Please determine how many lines of the material include the word "AGGACTTGGAAATTGAGATT", and respond with nothing but that number.
---------- ENTRIES SHOWN ----------
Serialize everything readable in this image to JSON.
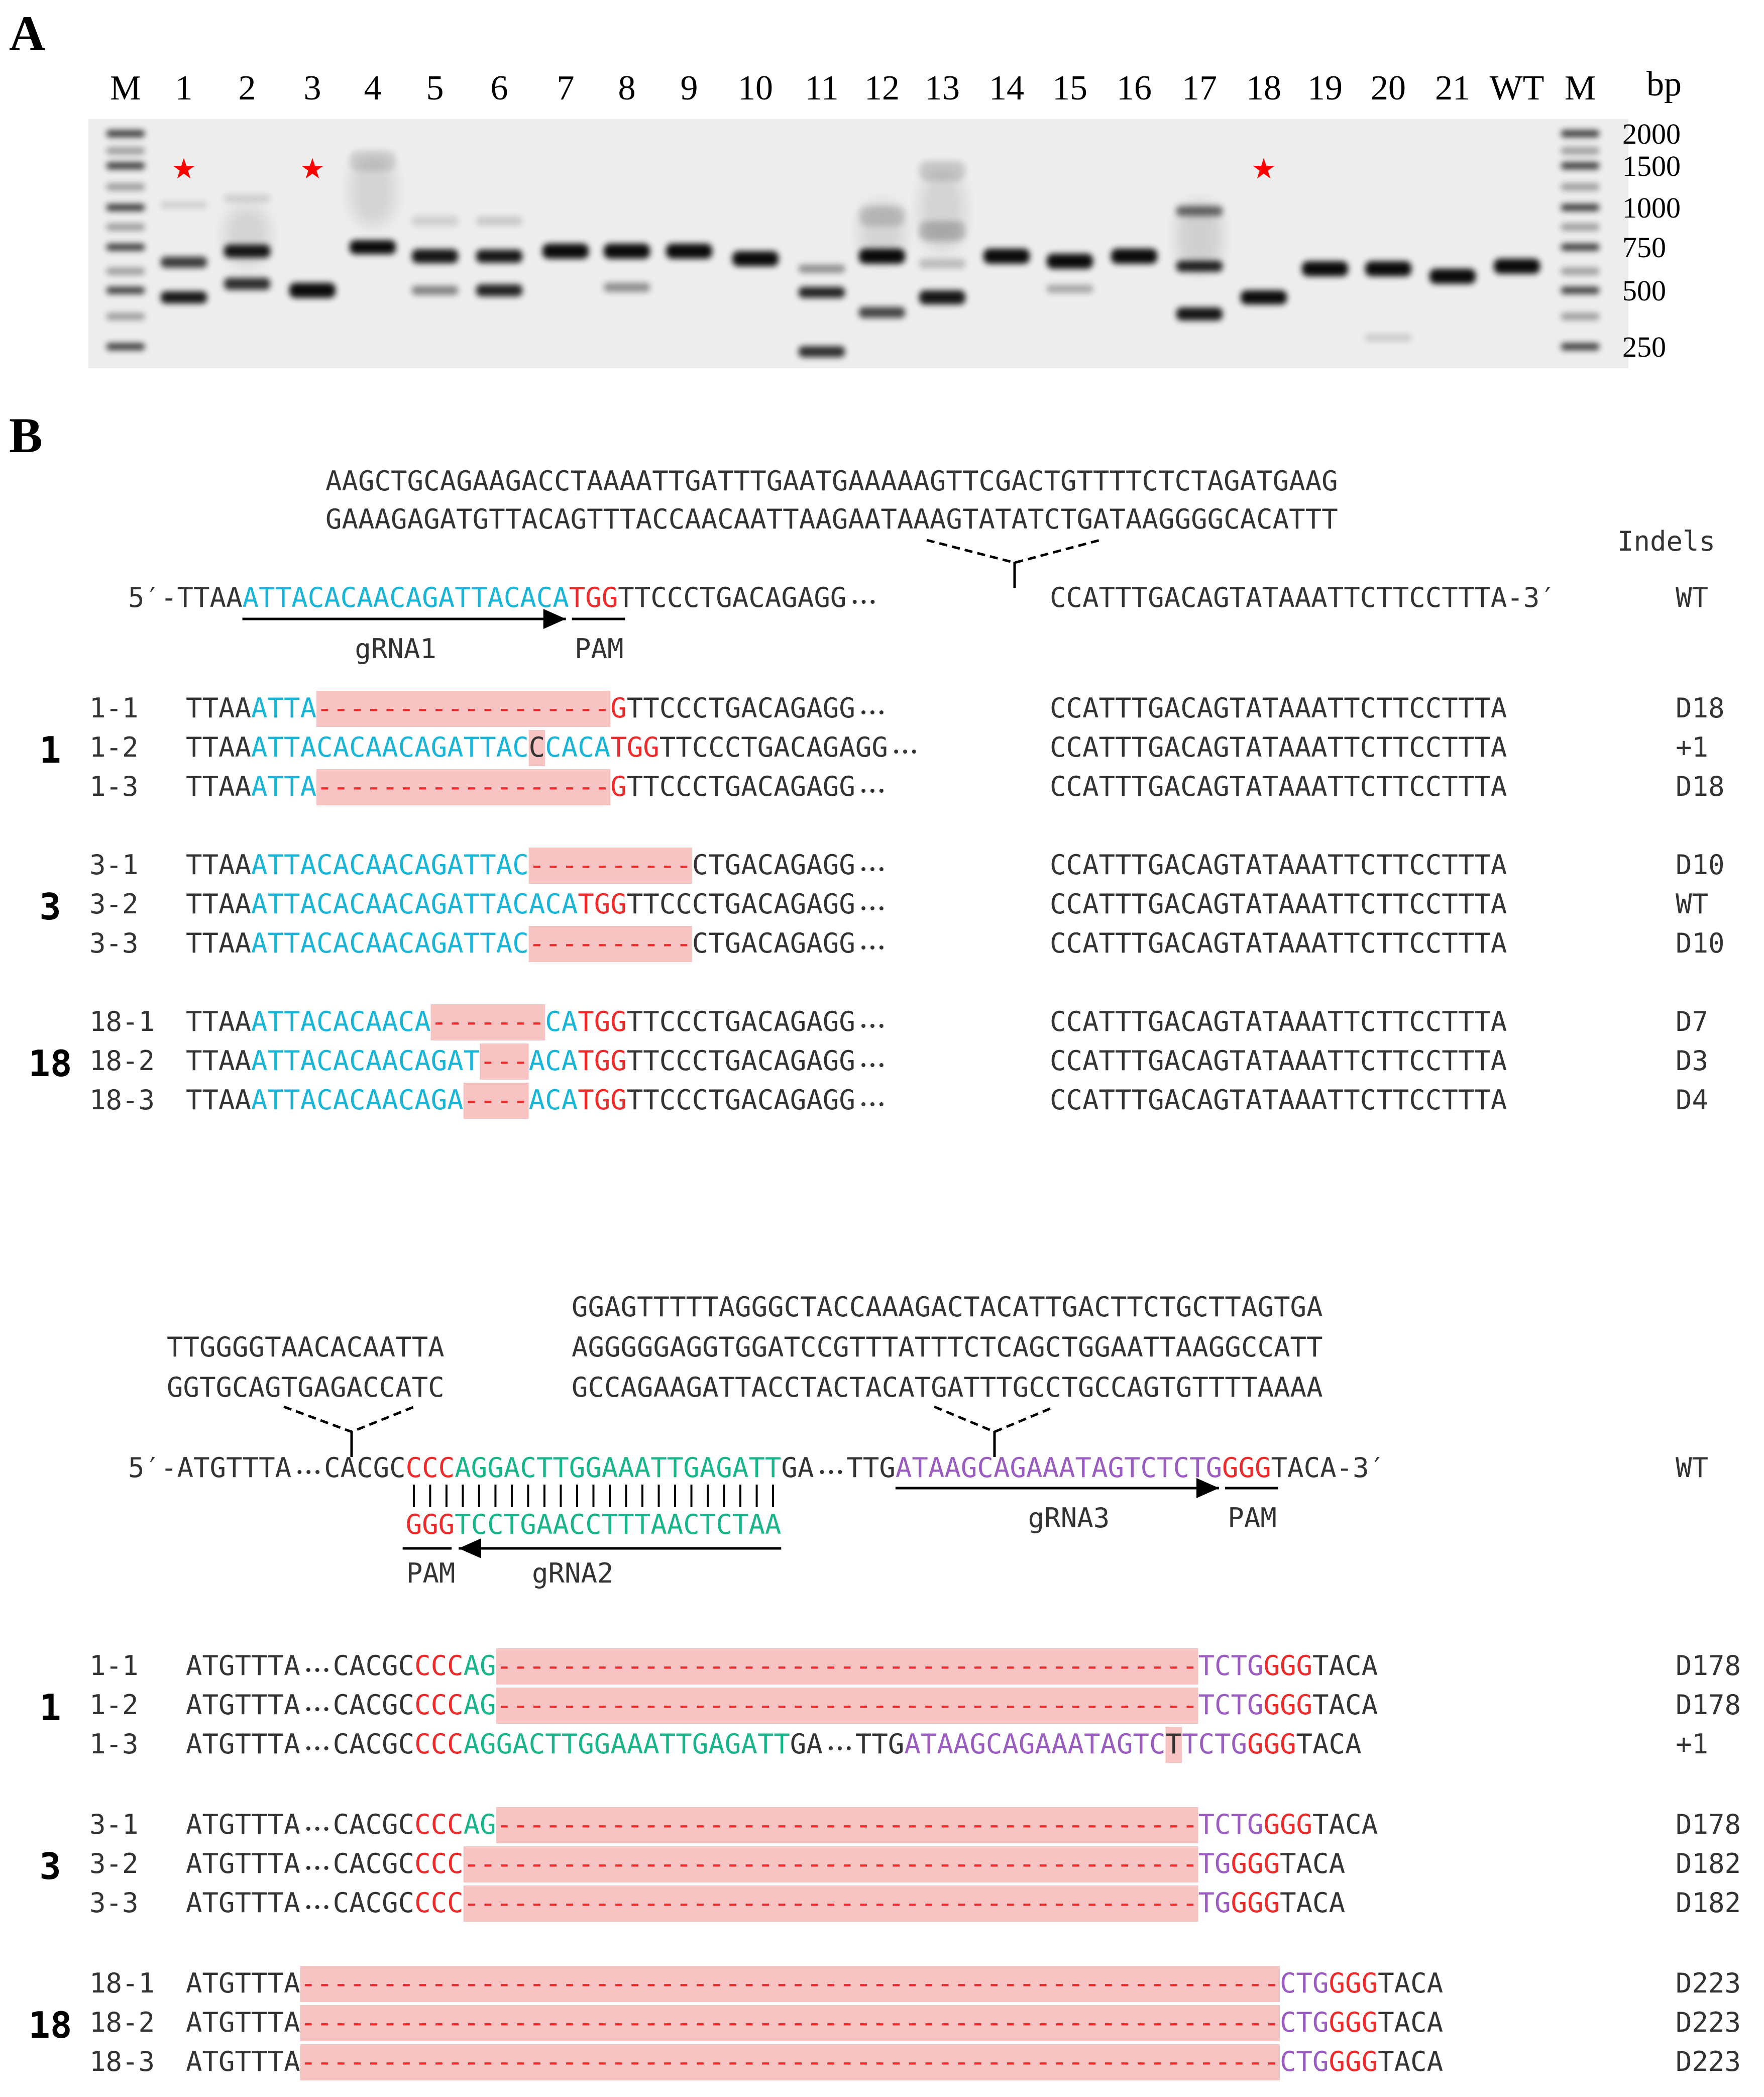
{
  "colors": {
    "black": "#333333",
    "grna1": "#17b5d8",
    "pam": "#ee2a2a",
    "grna2": "#19b58a",
    "grna3": "#9a5cc0",
    "deletion_bg": "#f8c3c3",
    "gel_bg": "#ededed",
    "star": "#ff0000"
  },
  "panelA": {
    "label": "A",
    "lane_labels": [
      "M",
      "1",
      "2",
      "3",
      "4",
      "5",
      "6",
      "7",
      "8",
      "9",
      "10",
      "11",
      "12",
      "13",
      "14",
      "15",
      "16",
      "17",
      "18",
      "19",
      "20",
      "21",
      "WT",
      "M"
    ],
    "bp_title": "bp",
    "ladder": [
      "2000",
      "1500",
      "1000",
      "750",
      "500",
      "250"
    ],
    "stars": [
      "1",
      "3",
      "18"
    ],
    "star_char": "★"
  },
  "panelB": {
    "label": "B",
    "region1": {
      "insert_lines": [
        "AAGCTGCAGAAGACCTAAAATTGATTTGAATGAAAAAGTTCGACTGTTTTCTCTAGATGAAG",
        "GAAAGAGATGTTACAGTTTACCAACAATTAAGAATAAAGTATATCTGATAAGGGGCACATTT"
      ],
      "indels_header": "Indels",
      "wt_prefix": "5′-TTAA",
      "wt_grna": "ATTACACAACAGATTACACA",
      "wt_pam": "TGG",
      "wt_mid": "TTCCCTGACAGAGG",
      "wt_right": "CCATTTGACAGTATAAATTCTTCCTTTA-3′",
      "wt_tag": "WT",
      "grna_label": "gRNA1",
      "pam_label": "PAM",
      "groups": [
        {
          "clone": "1",
          "rows": [
            {
              "id": "1-1",
              "pre": "TTAA",
              "seg": [
                {
                  "t": "ATTA",
                  "c": "grna1"
                },
                {
                  "t": "------------------",
                  "c": "pam",
                  "del": true
                },
                {
                  "t": "G",
                  "c": "pam"
                }
              ],
              "mid": "TTCCCTGACAGAGG",
              "right": "CCATTTGACAGTATAAATTCTTCCTTTA",
              "indel": "D18"
            },
            {
              "id": "1-2",
              "pre": "TTAA",
              "seg": [
                {
                  "t": "ATTACACAACAGATTAC",
                  "c": "grna1"
                },
                {
                  "t": "C",
                  "c": "black",
                  "ins": true
                },
                {
                  "t": "CACA",
                  "c": "grna1"
                },
                {
                  "t": "TGG",
                  "c": "pam"
                }
              ],
              "mid": "TTCCCTGACAGAGG",
              "right": "CCATTTGACAGTATAAATTCTTCCTTTA",
              "indel": "+1"
            },
            {
              "id": "1-3",
              "pre": "TTAA",
              "seg": [
                {
                  "t": "ATTA",
                  "c": "grna1"
                },
                {
                  "t": "------------------",
                  "c": "pam",
                  "del": true
                },
                {
                  "t": "G",
                  "c": "pam"
                }
              ],
              "mid": "TTCCCTGACAGAGG",
              "right": "CCATTTGACAGTATAAATTCTTCCTTTA",
              "indel": "D18"
            }
          ]
        },
        {
          "clone": "3",
          "rows": [
            {
              "id": "3-1",
              "pre": "TTAA",
              "seg": [
                {
                  "t": "ATTACACAACAGATTAC",
                  "c": "grna1"
                },
                {
                  "t": "----------",
                  "c": "pam",
                  "del": true
                }
              ],
              "mid": "CTGACAGAGG",
              "right": "CCATTTGACAGTATAAATTCTTCCTTTA",
              "indel": "D10"
            },
            {
              "id": "3-2",
              "pre": "TTAA",
              "seg": [
                {
                  "t": "ATTACACAACAGATTACACA",
                  "c": "grna1"
                },
                {
                  "t": "TGG",
                  "c": "pam"
                }
              ],
              "mid": "TTCCCTGACAGAGG",
              "right": "CCATTTGACAGTATAAATTCTTCCTTTA",
              "indel": "WT"
            },
            {
              "id": "3-3",
              "pre": "TTAA",
              "seg": [
                {
                  "t": "ATTACACAACAGATTAC",
                  "c": "grna1"
                },
                {
                  "t": "----------",
                  "c": "pam",
                  "del": true
                }
              ],
              "mid": "CTGACAGAGG",
              "right": "CCATTTGACAGTATAAATTCTTCCTTTA",
              "indel": "D10"
            }
          ]
        },
        {
          "clone": "18",
          "rows": [
            {
              "id": "18-1",
              "pre": "TTAA",
              "seg": [
                {
                  "t": "ATTACACAACA",
                  "c": "grna1"
                },
                {
                  "t": "-------",
                  "c": "pam",
                  "del": true
                },
                {
                  "t": "CA",
                  "c": "grna1"
                },
                {
                  "t": "TGG",
                  "c": "pam"
                }
              ],
              "mid": "TTCCCTGACAGAGG",
              "right": "CCATTTGACAGTATAAATTCTTCCTTTA",
              "indel": "D7"
            },
            {
              "id": "18-2",
              "pre": "TTAA",
              "seg": [
                {
                  "t": "ATTACACAACAGAT",
                  "c": "grna1"
                },
                {
                  "t": "---",
                  "c": "pam",
                  "del": true
                },
                {
                  "t": "ACA",
                  "c": "grna1"
                },
                {
                  "t": "TGG",
                  "c": "pam"
                }
              ],
              "mid": "TTCCCTGACAGAGG",
              "right": "CCATTTGACAGTATAAATTCTTCCTTTA",
              "indel": "D3"
            },
            {
              "id": "18-3",
              "pre": "TTAA",
              "seg": [
                {
                  "t": "ATTACACAACAGA",
                  "c": "grna1"
                },
                {
                  "t": "----",
                  "c": "pam",
                  "del": true
                },
                {
                  "t": "ACA",
                  "c": "grna1"
                },
                {
                  "t": "TGG",
                  "c": "pam"
                }
              ],
              "mid": "TTCCCTGACAGAGG",
              "right": "CCATTTGACAGTATAAATTCTTCCTTTA",
              "indel": "D4"
            }
          ]
        }
      ]
    },
    "region2": {
      "insert_left": [
        "TTGGGGTAACACAATTA",
        "GGTGCAGTGAGACCATC"
      ],
      "insert_right": [
        "GGAGTTTTTAGGGCTACCAAAGACTACATTGACTTCTGCTTAGTGA",
        "AGGGGGAGGTGGATCCGTTTATTTCTCAGCTGGAATTAAGGCCATT",
        "GCCAGAAGATTACCTACTACATGATTTGCCTGCCAGTGTTTTAAAA"
      ],
      "wt_prefix": "5′-ATGTTTA",
      "wt_a": "CACGC",
      "wt_pam2": "CCC",
      "wt_grna2": "AGGACTTGGAAATTGAGATT",
      "wt_b": "GA",
      "wt_c": "TTG",
      "wt_grna3": "ATAAGCAGAAATAGTCTCTG",
      "wt_pam3": "GGG",
      "wt_end": "TACA-3′",
      "wt_tag": "WT",
      "complement_pam": "GGG",
      "complement_grna2": "TCCTGAACCTTTAACTCTAA",
      "pam_label": "PAM",
      "grna2_label": "gRNA2",
      "grna3_label": "gRNA3",
      "groups": [
        {
          "clone": "1",
          "rows": [
            {
              "id": "1-1",
              "seg": [
                {
                  "t": "ATGTTTA",
                  "c": "black"
                },
                {
                  "t": "···",
                  "c": "black"
                },
                {
                  "t": "CACGC",
                  "c": "black"
                },
                {
                  "t": "CCC",
                  "c": "pam"
                },
                {
                  "t": "AG",
                  "c": "grna2"
                },
                {
                  "t": "-------------------------------------------",
                  "c": "pam",
                  "del": true
                },
                {
                  "t": "TCTG",
                  "c": "grna3"
                },
                {
                  "t": "GGG",
                  "c": "pam"
                },
                {
                  "t": "TACA",
                  "c": "black"
                }
              ],
              "indel": "D178"
            },
            {
              "id": "1-2",
              "seg": [
                {
                  "t": "ATGTTTA",
                  "c": "black"
                },
                {
                  "t": "···",
                  "c": "black"
                },
                {
                  "t": "CACGC",
                  "c": "black"
                },
                {
                  "t": "CCC",
                  "c": "pam"
                },
                {
                  "t": "AG",
                  "c": "grna2"
                },
                {
                  "t": "-------------------------------------------",
                  "c": "pam",
                  "del": true
                },
                {
                  "t": "TCTG",
                  "c": "grna3"
                },
                {
                  "t": "GGG",
                  "c": "pam"
                },
                {
                  "t": "TACA",
                  "c": "black"
                }
              ],
              "indel": "D178"
            },
            {
              "id": "1-3",
              "seg": [
                {
                  "t": "ATGTTTA",
                  "c": "black"
                },
                {
                  "t": "···",
                  "c": "black"
                },
                {
                  "t": "CACGC",
                  "c": "black"
                },
                {
                  "t": "CCC",
                  "c": "pam"
                },
                {
                  "t": "AGGACTTGGAAATTGAGATT",
                  "c": "grna2"
                },
                {
                  "t": "GA",
                  "c": "black"
                },
                {
                  "t": "···",
                  "c": "black"
                },
                {
                  "t": "TTG",
                  "c": "black"
                },
                {
                  "t": "ATAAGCAGAAATAGTC",
                  "c": "grna3"
                },
                {
                  "t": "T",
                  "c": "black",
                  "ins": true
                },
                {
                  "t": "TCTG",
                  "c": "grna3"
                },
                {
                  "t": "GGG",
                  "c": "pam"
                },
                {
                  "t": "TACA",
                  "c": "black"
                }
              ],
              "indel": "+1"
            }
          ]
        },
        {
          "clone": "3",
          "rows": [
            {
              "id": "3-1",
              "seg": [
                {
                  "t": "ATGTTTA",
                  "c": "black"
                },
                {
                  "t": "···",
                  "c": "black"
                },
                {
                  "t": "CACGC",
                  "c": "black"
                },
                {
                  "t": "CCC",
                  "c": "pam"
                },
                {
                  "t": "AG",
                  "c": "grna2"
                },
                {
                  "t": "-------------------------------------------",
                  "c": "pam",
                  "del": true
                },
                {
                  "t": "TCTG",
                  "c": "grna3"
                },
                {
                  "t": "GGG",
                  "c": "pam"
                },
                {
                  "t": "TACA",
                  "c": "black"
                }
              ],
              "indel": "D178"
            },
            {
              "id": "3-2",
              "seg": [
                {
                  "t": "ATGTTTA",
                  "c": "black"
                },
                {
                  "t": "···",
                  "c": "black"
                },
                {
                  "t": "CACGC",
                  "c": "black"
                },
                {
                  "t": "CCC",
                  "c": "pam"
                },
                {
                  "t": "---------------------------------------------",
                  "c": "pam",
                  "del": true
                },
                {
                  "t": "TG",
                  "c": "grna3"
                },
                {
                  "t": "GGG",
                  "c": "pam"
                },
                {
                  "t": "TACA",
                  "c": "black"
                }
              ],
              "indel": "D182"
            },
            {
              "id": "3-3",
              "seg": [
                {
                  "t": "ATGTTTA",
                  "c": "black"
                },
                {
                  "t": "···",
                  "c": "black"
                },
                {
                  "t": "CACGC",
                  "c": "black"
                },
                {
                  "t": "CCC",
                  "c": "pam"
                },
                {
                  "t": "---------------------------------------------",
                  "c": "pam",
                  "del": true
                },
                {
                  "t": "TG",
                  "c": "grna3"
                },
                {
                  "t": "GGG",
                  "c": "pam"
                },
                {
                  "t": "TACA",
                  "c": "black"
                }
              ],
              "indel": "D182"
            }
          ]
        },
        {
          "clone": "18",
          "rows": [
            {
              "id": "18-1",
              "seg": [
                {
                  "t": "ATGTTTA",
                  "c": "black"
                },
                {
                  "t": "------------------------------------------------------------",
                  "c": "pam",
                  "del": true
                },
                {
                  "t": "CTG",
                  "c": "grna3"
                },
                {
                  "t": "GGG",
                  "c": "pam"
                },
                {
                  "t": "TACA",
                  "c": "black"
                }
              ],
              "indel": "D223"
            },
            {
              "id": "18-2",
              "seg": [
                {
                  "t": "ATGTTTA",
                  "c": "black"
                },
                {
                  "t": "------------------------------------------------------------",
                  "c": "pam",
                  "del": true
                },
                {
                  "t": "CTG",
                  "c": "grna3"
                },
                {
                  "t": "GGG",
                  "c": "pam"
                },
                {
                  "t": "TACA",
                  "c": "black"
                }
              ],
              "indel": "D223"
            },
            {
              "id": "18-3",
              "seg": [
                {
                  "t": "ATGTTTA",
                  "c": "black"
                },
                {
                  "t": "------------------------------------------------------------",
                  "c": "pam",
                  "del": true
                },
                {
                  "t": "CTG",
                  "c": "grna3"
                },
                {
                  "t": "GGG",
                  "c": "pam"
                },
                {
                  "t": "TACA",
                  "c": "black"
                }
              ],
              "indel": "D223"
            }
          ]
        }
      ]
    }
  }
}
----------
**ANSWER TO THE EXERCISE**
2